Make an exact copy of the listing below.

[Data items]
________________________

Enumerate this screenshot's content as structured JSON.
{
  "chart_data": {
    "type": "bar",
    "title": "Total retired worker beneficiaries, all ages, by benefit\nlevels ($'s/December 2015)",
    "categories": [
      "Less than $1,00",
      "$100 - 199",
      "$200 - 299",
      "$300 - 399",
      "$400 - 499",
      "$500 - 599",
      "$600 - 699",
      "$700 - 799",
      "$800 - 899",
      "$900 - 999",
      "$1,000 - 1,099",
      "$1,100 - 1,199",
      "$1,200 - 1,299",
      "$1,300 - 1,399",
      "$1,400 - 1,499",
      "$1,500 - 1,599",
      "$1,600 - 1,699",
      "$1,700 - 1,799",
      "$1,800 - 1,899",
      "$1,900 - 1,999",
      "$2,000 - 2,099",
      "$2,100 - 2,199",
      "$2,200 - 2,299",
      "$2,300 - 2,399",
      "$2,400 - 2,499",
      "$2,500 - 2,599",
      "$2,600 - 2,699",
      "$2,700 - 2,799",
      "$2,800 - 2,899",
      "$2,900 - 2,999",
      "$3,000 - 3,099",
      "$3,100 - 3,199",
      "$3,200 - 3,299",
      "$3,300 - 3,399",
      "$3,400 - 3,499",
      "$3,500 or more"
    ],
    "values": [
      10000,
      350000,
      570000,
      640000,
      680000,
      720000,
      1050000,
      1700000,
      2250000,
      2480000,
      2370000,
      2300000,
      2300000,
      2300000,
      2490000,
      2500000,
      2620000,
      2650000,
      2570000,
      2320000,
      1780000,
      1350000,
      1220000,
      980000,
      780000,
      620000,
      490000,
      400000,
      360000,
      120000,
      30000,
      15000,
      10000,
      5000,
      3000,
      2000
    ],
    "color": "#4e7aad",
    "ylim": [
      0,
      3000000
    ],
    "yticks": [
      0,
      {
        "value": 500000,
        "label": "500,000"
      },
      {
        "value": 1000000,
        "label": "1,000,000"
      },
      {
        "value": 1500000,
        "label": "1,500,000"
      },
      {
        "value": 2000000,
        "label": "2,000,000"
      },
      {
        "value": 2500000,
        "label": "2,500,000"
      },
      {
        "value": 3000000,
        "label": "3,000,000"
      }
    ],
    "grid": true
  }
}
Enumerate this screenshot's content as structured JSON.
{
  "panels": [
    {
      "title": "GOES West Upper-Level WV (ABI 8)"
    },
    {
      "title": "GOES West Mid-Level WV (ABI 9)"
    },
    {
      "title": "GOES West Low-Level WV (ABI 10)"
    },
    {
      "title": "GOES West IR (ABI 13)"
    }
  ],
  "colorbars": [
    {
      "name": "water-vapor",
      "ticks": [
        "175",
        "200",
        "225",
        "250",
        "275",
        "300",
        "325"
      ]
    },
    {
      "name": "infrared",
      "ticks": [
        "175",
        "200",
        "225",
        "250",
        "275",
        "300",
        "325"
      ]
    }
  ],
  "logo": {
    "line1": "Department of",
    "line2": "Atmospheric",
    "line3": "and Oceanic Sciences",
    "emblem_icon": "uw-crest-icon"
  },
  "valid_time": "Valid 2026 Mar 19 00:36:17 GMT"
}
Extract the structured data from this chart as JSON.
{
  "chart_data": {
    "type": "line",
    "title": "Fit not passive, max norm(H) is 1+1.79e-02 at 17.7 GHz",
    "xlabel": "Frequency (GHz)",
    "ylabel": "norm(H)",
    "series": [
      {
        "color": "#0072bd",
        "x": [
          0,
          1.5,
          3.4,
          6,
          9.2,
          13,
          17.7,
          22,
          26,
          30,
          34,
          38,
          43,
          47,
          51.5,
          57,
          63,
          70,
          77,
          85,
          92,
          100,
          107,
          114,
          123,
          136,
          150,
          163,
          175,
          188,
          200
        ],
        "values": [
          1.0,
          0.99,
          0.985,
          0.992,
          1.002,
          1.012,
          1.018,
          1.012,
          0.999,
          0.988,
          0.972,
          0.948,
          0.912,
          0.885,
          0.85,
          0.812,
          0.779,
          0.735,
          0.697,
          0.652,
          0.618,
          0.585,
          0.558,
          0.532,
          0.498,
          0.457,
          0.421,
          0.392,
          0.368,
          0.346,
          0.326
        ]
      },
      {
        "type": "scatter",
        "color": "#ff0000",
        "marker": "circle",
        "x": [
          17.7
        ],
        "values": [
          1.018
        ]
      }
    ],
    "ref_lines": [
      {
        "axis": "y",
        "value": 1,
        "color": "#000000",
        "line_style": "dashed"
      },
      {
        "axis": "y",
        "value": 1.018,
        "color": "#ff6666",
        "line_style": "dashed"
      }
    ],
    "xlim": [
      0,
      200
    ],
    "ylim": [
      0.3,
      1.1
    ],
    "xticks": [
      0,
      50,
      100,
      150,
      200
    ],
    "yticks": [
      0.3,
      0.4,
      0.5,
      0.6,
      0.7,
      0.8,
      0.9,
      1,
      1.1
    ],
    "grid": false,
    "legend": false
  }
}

________________________

(Written answer)
Enumerate this screenshot's content as structured JSON.
{
  "chart_data": {
    "type": "bar",
    "title": "Total retired worker beneficiaries, all ages, by benefit\nlevels ($'s/December 2015)",
    "categories": [
      "Less than $1,00",
      "$100 - 199",
      "$200 - 299",
      "$300 - 399",
      "$400 - 499",
      "$500 - 599",
      "$600 - 699",
      "$700 - 799",
      "$800 - 899",
      "$900 - 999",
      "$1,000 - 1,099",
      "$1,100 - 1,199",
      "$1,200 - 1,299",
      "$1,300 - 1,399",
      "$1,400 - 1,499",
      "$1,500 - 1,599",
      "$1,600 - 1,699",
      "$1,700 - 1,799",
      "$1,800 - 1,899",
      "$1,900 - 1,999",
      "$2,000 - 2,099",
      "$2,100 - 2,199",
      "$2,200 - 2,299",
      "$2,300 - 2,399",
      "$2,400 - 2,499",
      "$2,500 - 2,599",
      "$2,600 - 2,699",
      "$2,700 - 2,799",
      "$2,800 - 2,899",
      "$2,900 - 2,999",
      "$3,000 - 3,099",
      "$3,100 - 3,199",
      "$3,200 - 3,299",
      "$3,300 - 3,399",
      "$3,400 - 3,499",
      "$3,500 or more"
    ],
    "values": [
      10000,
      350000,
      570000,
      640000,
      680000,
      720000,
      1050000,
      1700000,
      2250000,
      2480000,
      2370000,
      2300000,
      2300000,
      2300000,
      2490000,
      2500000,
      2620000,
      2650000,
      2570000,
      2320000,
      1780000,
      1350000,
      1220000,
      980000,
      780000,
      620000,
      490000,
      400000,
      360000,
      120000,
      30000,
      15000,
      10000,
      5000,
      3000,
      2000
    ],
    "color": "#4e7aad",
    "ylim": [
      0,
      3000000
    ],
    "yticks": [
      0,
      {
        "value": 500000,
        "label": "500,000"
      },
      {
        "value": 1000000,
        "label": "1,000,000"
      },
      {
        "value": 1500000,
        "label": "1,500,000"
      },
      {
        "value": 2000000,
        "label": "2,000,000"
      },
      {
        "value": 2500000,
        "label": "2,500,000"
      },
      {
        "value": 3000000,
        "label": "3,000,000"
      }
    ],
    "grid": true
  }
}
Enumerate this screenshot's content as structured JSON.
{
  "panels": [
    {
      "title": "GOES West Upper-Level WV (ABI 8)"
    },
    {
      "title": "GOES West Mid-Level WV (ABI 9)"
    },
    {
      "title": "GOES West Low-Level WV (ABI 10)"
    },
    {
      "title": "GOES West IR (ABI 13)"
    }
  ],
  "colorbars": [
    {
      "name": "water-vapor",
      "ticks": [
        "175",
        "200",
        "225",
        "250",
        "275",
        "300",
        "325"
      ]
    },
    {
      "name": "infrared",
      "ticks": [
        "175",
        "200",
        "225",
        "250",
        "275",
        "300",
        "325"
      ]
    }
  ],
  "logo": {
    "line1": "Department of",
    "line2": "Atmospheric",
    "line3": "and Oceanic Sciences",
    "emblem_icon": "uw-crest-icon"
  },
  "valid_time": "Valid 2026 Mar 19 00:36:17 GMT"
}
Extract the structured data from this chart as JSON.
{
  "chart_data": {
    "type": "line",
    "title": "Fit not passive, max norm(H) is 1+1.79e-02 at 17.7 GHz",
    "xlabel": "Frequency (GHz)",
    "ylabel": "norm(H)",
    "series": [
      {
        "color": "#0072bd",
        "x": [
          0,
          1.5,
          3.4,
          6,
          9.2,
          13,
          17.7,
          22,
          26,
          30,
          34,
          38,
          43,
          47,
          51.5,
          57,
          63,
          70,
          77,
          85,
          92,
          100,
          107,
          114,
          123,
          136,
          150,
          163,
          175,
          188,
          200
        ],
        "values": [
          1.0,
          0.99,
          0.985,
          0.992,
          1.002,
          1.012,
          1.018,
          1.012,
          0.999,
          0.988,
          0.972,
          0.948,
          0.912,
          0.885,
          0.85,
          0.812,
          0.779,
          0.735,
          0.697,
          0.652,
          0.618,
          0.585,
          0.558,
          0.532,
          0.498,
          0.457,
          0.421,
          0.392,
          0.368,
          0.346,
          0.326
        ]
      },
      {
        "type": "scatter",
        "color": "#ff0000",
        "marker": "circle",
        "x": [
          17.7
        ],
        "values": [
          1.018
        ]
      }
    ],
    "ref_lines": [
      {
        "axis": "y",
        "value": 1,
        "color": "#000000",
        "line_style": "dashed"
      },
      {
        "axis": "y",
        "value": 1.018,
        "color": "#ff6666",
        "line_style": "dashed"
      }
    ],
    "xlim": [
      0,
      200
    ],
    "ylim": [
      0.3,
      1.1
    ],
    "xticks": [
      0,
      50,
      100,
      150,
      200
    ],
    "yticks": [
      0.3,
      0.4,
      0.5,
      0.6,
      0.7,
      0.8,
      0.9,
      1,
      1.1
    ],
    "grid": false,
    "legend": false
  }
}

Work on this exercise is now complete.